++++ Records supplied
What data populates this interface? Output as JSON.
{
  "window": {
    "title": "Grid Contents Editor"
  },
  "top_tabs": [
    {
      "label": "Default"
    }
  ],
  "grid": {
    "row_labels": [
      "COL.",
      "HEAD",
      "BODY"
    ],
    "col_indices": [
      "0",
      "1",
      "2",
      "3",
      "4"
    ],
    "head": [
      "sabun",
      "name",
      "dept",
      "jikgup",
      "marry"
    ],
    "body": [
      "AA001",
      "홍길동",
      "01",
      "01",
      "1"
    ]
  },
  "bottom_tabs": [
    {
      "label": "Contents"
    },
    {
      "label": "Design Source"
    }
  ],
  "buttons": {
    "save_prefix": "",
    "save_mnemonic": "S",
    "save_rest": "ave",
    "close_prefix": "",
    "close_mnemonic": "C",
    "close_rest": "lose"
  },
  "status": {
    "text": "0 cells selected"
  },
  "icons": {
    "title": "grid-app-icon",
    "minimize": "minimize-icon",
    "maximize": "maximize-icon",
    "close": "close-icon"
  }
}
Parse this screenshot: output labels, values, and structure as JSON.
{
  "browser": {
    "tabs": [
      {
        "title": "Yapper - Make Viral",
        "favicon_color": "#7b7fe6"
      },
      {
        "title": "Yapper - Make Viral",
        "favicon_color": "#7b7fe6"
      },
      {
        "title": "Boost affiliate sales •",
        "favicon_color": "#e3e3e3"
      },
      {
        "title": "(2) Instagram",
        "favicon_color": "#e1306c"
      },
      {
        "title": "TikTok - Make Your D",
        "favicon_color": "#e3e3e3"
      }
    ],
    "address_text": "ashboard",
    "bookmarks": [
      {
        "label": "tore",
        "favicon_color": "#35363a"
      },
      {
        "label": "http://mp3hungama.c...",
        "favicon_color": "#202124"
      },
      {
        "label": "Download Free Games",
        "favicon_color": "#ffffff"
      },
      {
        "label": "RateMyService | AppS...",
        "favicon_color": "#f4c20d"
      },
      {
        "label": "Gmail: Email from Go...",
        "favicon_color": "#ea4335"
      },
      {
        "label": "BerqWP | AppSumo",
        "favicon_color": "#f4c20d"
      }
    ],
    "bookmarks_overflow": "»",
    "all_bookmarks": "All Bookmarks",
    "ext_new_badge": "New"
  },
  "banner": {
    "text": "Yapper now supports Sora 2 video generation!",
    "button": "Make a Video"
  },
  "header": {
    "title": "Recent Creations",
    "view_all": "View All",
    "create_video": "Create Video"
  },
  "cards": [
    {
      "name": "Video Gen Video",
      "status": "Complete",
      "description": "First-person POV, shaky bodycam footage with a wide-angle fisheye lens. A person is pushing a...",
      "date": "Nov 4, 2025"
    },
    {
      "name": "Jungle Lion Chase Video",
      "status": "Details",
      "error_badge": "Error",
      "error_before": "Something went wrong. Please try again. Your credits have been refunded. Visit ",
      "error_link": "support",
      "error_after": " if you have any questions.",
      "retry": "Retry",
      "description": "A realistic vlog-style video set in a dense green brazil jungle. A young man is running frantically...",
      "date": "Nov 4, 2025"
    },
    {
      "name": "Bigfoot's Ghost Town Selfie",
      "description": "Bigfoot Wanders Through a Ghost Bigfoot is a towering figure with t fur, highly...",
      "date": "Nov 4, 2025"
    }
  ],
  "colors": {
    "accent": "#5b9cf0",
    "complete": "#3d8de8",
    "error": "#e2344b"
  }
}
++++++++
Would you reproduce all of the data exactly, without a single alteration?

What data populates this interface? Output as JSON.
{
  "window": {
    "title": "Grid Contents Editor"
  },
  "top_tabs": [
    {
      "label": "Default"
    }
  ],
  "grid": {
    "row_labels": [
      "COL.",
      "HEAD",
      "BODY"
    ],
    "col_indices": [
      "0",
      "1",
      "2",
      "3",
      "4"
    ],
    "head": [
      "sabun",
      "name",
      "dept",
      "jikgup",
      "marry"
    ],
    "body": [
      "AA001",
      "홍길동",
      "01",
      "01",
      "1"
    ]
  },
  "bottom_tabs": [
    {
      "label": "Contents"
    },
    {
      "label": "Design Source"
    }
  ],
  "buttons": {
    "save_prefix": "",
    "save_mnemonic": "S",
    "save_rest": "ave",
    "close_prefix": "",
    "close_mnemonic": "C",
    "close_rest": "lose"
  },
  "status": {
    "text": "0 cells selected"
  },
  "icons": {
    "title": "grid-app-icon",
    "minimize": "minimize-icon",
    "maximize": "maximize-icon",
    "close": "close-icon"
  }
}
Parse this screenshot: output labels, values, and structure as JSON.
{
  "browser": {
    "tabs": [
      {
        "title": "Yapper - Make Viral",
        "favicon_color": "#7b7fe6"
      },
      {
        "title": "Yapper - Make Viral",
        "favicon_color": "#7b7fe6"
      },
      {
        "title": "Boost affiliate sales •",
        "favicon_color": "#e3e3e3"
      },
      {
        "title": "(2) Instagram",
        "favicon_color": "#e1306c"
      },
      {
        "title": "TikTok - Make Your D",
        "favicon_color": "#e3e3e3"
      }
    ],
    "address_text": "ashboard",
    "bookmarks": [
      {
        "label": "tore",
        "favicon_color": "#35363a"
      },
      {
        "label": "http://mp3hungama.c...",
        "favicon_color": "#202124"
      },
      {
        "label": "Download Free Games",
        "favicon_color": "#ffffff"
      },
      {
        "label": "RateMyService | AppS...",
        "favicon_color": "#f4c20d"
      },
      {
        "label": "Gmail: Email from Go...",
        "favicon_color": "#ea4335"
      },
      {
        "label": "BerqWP | AppSumo",
        "favicon_color": "#f4c20d"
      }
    ],
    "bookmarks_overflow": "»",
    "all_bookmarks": "All Bookmarks",
    "ext_new_badge": "New"
  },
  "banner": {
    "text": "Yapper now supports Sora 2 video generation!",
    "button": "Make a Video"
  },
  "header": {
    "title": "Recent Creations",
    "view_all": "View All",
    "create_video": "Create Video"
  },
  "cards": [
    {
      "name": "Video Gen Video",
      "status": "Complete",
      "description": "First-person POV, shaky bodycam footage with a wide-angle fisheye lens. A person is pushing a...",
      "date": "Nov 4, 2025"
    },
    {
      "name": "Jungle Lion Chase Video",
      "status": "Details",
      "error_badge": "Error",
      "error_before": "Something went wrong. Please try again. Your credits have been refunded. Visit ",
      "error_link": "support",
      "error_after": " if you have any questions.",
      "retry": "Retry",
      "description": "A realistic vlog-style video set in a dense green brazil jungle. A young man is running frantically...",
      "date": "Nov 4, 2025"
    },
    {
      "name": "Bigfoot's Ghost Town Selfie",
      "description": "Bigfoot Wanders Through a Ghost Bigfoot is a towering figure with t fur, highly...",
      "date": "Nov 4, 2025"
    }
  ],
  "colors": {
    "accent": "#5b9cf0",
    "complete": "#3d8de8",
    "error": "#e2344b"
  }
}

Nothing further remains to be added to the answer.